→ **Data entries**
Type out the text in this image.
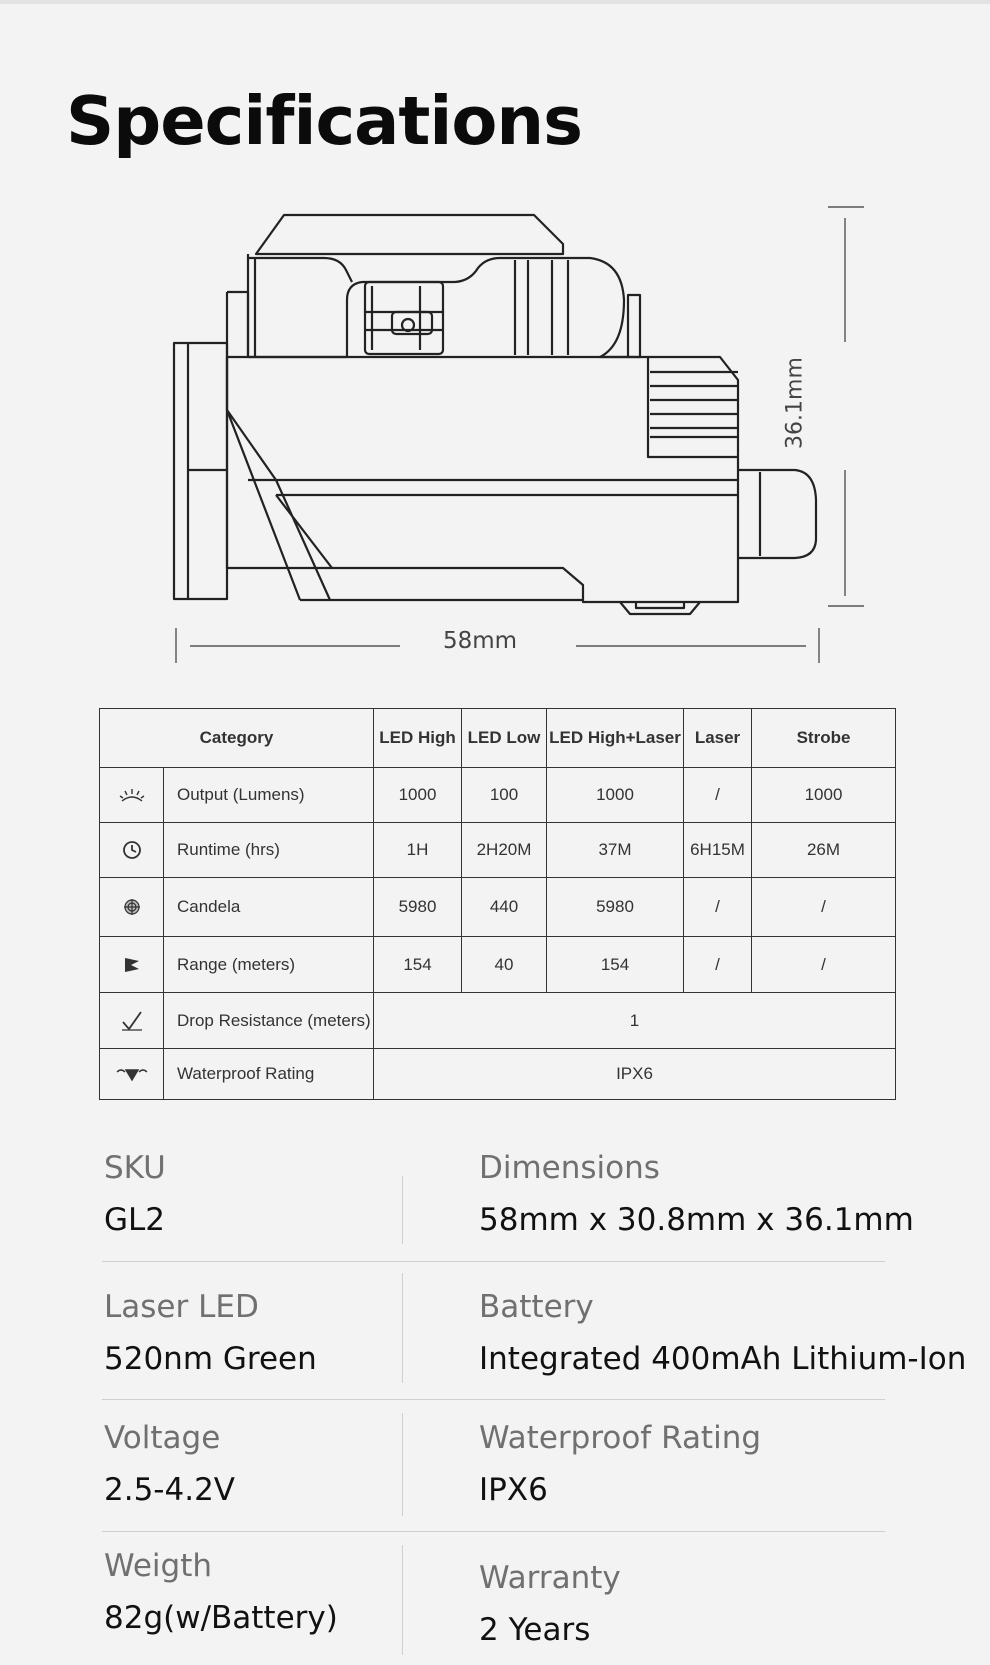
Specifications
58mm
36.1mm
Category		LED High	LED Low	LED High+Laser	Laser	Strobe

	Output (Lumens)	1000	100	1000	/	1000

	Runtime (hrs)	1H	2H20M	37M	6H15M	26M

	Candela	5980	440	5980	/	/

	Range (meters)	154	40	154	/	/

	Drop Resistance (meters)	1				

	Waterproof Rating	IPX6				
SKU
GL2
Dimensions
58mm x 30.8mm x 36.1mm
Laser LED
520nm Green
Battery
Integrated 400mAh Lithium-Ion
Voltage
2.5-4.2V
Waterproof Rating
IPX6
Weigth
82g(w/Battery)
Warranty
2 Years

→ **The request**
Repeat every record precisely. Any picture among them stays out of the copy.

→ **Full response**
Type out the text in this image.
Specifications
58mm
36.1mm
Category		LED High	LED Low	LED High+Laser	Laser	Strobe

	Output (Lumens)	1000	100	1000	/	1000

	Runtime (hrs)	1H	2H20M	37M	6H15M	26M

	Candela	5980	440	5980	/	/

	Range (meters)	154	40	154	/	/

	Drop Resistance (meters)	1				

	Waterproof Rating	IPX6				
SKU
GL2
Dimensions
58mm x 30.8mm x 36.1mm
Laser LED
520nm Green
Battery
Integrated 400mAh Lithium-Ion
Voltage
2.5-4.2V
Waterproof Rating
IPX6
Weigth
82g(w/Battery)
Warranty
2 Years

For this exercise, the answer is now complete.